┌────────

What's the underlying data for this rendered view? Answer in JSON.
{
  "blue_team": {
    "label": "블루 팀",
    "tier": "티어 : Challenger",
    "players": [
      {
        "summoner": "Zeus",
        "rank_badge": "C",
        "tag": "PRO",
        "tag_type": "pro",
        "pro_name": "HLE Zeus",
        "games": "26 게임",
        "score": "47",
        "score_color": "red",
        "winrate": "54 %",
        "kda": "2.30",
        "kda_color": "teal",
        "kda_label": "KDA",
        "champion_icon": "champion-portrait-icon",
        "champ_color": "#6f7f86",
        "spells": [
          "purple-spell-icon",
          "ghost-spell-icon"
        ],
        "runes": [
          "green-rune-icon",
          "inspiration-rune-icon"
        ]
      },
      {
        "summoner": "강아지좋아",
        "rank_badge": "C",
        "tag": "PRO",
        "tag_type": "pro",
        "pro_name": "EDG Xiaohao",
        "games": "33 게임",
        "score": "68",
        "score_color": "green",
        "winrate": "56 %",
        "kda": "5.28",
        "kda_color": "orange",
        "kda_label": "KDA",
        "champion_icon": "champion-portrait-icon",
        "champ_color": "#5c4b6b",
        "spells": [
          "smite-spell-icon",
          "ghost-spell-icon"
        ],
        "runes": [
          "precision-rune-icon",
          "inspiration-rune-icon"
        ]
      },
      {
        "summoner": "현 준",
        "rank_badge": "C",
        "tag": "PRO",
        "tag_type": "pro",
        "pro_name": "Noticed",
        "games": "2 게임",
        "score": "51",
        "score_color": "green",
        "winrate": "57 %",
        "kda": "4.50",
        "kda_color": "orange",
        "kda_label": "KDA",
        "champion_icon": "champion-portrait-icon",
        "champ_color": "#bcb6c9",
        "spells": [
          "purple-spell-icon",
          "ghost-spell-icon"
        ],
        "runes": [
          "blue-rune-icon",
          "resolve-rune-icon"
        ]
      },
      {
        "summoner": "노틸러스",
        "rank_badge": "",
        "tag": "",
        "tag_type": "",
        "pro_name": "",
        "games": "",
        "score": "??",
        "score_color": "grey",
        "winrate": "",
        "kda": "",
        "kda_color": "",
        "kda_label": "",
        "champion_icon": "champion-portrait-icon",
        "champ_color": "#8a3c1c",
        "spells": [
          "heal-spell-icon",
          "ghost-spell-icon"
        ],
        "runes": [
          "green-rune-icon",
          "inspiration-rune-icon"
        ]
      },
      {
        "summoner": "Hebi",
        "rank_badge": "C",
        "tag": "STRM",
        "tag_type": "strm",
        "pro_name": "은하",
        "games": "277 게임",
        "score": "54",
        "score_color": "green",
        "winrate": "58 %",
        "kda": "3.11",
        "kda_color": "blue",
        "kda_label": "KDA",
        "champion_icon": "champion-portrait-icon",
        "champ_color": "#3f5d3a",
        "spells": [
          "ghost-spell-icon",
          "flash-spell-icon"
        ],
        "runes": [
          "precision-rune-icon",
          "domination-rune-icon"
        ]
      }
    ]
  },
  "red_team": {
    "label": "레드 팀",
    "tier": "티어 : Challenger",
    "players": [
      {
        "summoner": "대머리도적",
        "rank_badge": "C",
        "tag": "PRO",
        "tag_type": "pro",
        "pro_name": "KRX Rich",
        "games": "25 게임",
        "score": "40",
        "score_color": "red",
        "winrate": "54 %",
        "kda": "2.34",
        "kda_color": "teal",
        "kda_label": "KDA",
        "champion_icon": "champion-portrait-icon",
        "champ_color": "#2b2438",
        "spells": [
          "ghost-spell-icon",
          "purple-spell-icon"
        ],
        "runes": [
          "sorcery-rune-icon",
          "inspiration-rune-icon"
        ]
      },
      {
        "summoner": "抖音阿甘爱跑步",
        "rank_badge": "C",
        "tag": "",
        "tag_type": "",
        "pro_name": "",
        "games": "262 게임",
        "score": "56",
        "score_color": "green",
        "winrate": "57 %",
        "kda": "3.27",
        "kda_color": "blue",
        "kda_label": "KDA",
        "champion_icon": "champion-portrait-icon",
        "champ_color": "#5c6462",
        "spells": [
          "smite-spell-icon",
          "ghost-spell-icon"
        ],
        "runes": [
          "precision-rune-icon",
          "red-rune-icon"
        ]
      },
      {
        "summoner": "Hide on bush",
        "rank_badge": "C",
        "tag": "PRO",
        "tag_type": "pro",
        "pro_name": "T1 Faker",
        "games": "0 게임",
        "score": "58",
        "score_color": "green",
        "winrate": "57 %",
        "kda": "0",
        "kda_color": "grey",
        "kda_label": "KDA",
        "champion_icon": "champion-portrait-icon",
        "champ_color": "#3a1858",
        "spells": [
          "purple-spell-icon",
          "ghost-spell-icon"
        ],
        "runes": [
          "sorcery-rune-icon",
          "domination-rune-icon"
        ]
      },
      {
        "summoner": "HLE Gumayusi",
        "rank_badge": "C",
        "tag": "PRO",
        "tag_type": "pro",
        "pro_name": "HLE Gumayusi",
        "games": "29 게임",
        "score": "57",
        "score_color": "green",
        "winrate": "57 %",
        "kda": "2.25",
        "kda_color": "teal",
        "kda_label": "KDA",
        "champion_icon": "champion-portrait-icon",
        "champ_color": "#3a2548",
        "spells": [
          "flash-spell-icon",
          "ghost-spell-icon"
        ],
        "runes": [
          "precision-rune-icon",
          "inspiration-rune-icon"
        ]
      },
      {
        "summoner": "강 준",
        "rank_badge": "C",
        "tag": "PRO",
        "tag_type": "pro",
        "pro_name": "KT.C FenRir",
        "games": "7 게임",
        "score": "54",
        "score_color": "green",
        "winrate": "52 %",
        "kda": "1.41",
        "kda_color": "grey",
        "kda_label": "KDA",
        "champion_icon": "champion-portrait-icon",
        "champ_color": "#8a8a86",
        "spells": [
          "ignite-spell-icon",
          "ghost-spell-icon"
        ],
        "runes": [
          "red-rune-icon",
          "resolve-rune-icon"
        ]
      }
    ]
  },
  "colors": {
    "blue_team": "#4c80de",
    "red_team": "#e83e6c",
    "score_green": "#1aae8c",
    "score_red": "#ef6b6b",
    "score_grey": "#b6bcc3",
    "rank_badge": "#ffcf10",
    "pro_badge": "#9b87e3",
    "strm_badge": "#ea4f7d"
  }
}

└────────

DESCRIPTION OF THE TASK:
Keep only the lines that hold the string "games", and copy them out.

THE COMPLETED TASK:
        "games": "26 게임",
        "games": "33 게임",
        "games": "2 게임",
        "games": "",
        "games": "277 게임",
        "games": "25 게임",
        "games": "262 게임",
        "games": "0 게임",
        "games": "29 게임",
        "games": "7 게임",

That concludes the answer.